> Collected data entries:
[Begin]

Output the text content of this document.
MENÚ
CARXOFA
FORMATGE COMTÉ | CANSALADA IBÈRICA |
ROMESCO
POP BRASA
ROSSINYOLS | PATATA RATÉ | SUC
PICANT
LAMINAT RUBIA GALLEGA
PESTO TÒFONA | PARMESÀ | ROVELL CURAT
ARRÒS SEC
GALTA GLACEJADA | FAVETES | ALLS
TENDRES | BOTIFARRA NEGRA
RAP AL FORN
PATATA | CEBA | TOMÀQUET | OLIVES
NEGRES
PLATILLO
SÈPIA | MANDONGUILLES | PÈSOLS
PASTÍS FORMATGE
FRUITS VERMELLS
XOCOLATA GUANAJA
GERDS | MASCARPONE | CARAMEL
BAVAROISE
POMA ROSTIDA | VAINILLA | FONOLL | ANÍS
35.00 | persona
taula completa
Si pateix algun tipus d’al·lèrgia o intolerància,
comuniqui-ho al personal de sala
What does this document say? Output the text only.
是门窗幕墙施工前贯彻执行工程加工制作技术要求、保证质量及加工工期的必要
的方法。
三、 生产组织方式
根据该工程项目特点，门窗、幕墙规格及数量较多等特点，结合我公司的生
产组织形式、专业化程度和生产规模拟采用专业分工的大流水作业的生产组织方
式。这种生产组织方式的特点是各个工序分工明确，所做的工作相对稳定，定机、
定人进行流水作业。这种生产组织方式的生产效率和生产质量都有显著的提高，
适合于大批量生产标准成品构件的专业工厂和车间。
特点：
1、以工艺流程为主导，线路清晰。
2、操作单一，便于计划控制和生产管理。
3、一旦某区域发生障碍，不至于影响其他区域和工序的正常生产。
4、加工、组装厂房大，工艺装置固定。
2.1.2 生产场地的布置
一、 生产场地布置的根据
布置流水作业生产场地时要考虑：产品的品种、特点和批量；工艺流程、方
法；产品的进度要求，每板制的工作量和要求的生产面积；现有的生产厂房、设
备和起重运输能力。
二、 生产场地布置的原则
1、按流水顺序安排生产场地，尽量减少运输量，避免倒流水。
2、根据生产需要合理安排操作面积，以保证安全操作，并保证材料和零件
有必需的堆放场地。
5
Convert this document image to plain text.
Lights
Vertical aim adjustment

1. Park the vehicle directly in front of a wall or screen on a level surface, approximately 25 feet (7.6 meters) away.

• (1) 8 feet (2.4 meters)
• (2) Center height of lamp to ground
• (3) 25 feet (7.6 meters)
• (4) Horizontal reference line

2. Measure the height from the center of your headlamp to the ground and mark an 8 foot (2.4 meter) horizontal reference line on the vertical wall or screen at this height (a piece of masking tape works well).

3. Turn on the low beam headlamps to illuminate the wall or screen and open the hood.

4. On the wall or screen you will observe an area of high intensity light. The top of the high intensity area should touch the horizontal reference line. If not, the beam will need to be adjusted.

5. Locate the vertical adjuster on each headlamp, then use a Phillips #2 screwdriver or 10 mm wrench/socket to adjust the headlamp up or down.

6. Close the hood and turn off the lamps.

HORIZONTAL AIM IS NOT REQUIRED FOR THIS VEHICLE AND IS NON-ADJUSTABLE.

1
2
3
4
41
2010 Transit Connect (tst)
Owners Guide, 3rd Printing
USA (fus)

[End]

Copy out all lines that carry the word "meters".

1. Park the vehicle directly in front of a wall or screen on a level surface, approximately 25 feet (7.6 meters) away.
• (1) 8 feet (2.4 meters)
• (3) 25 feet (7.6 meters)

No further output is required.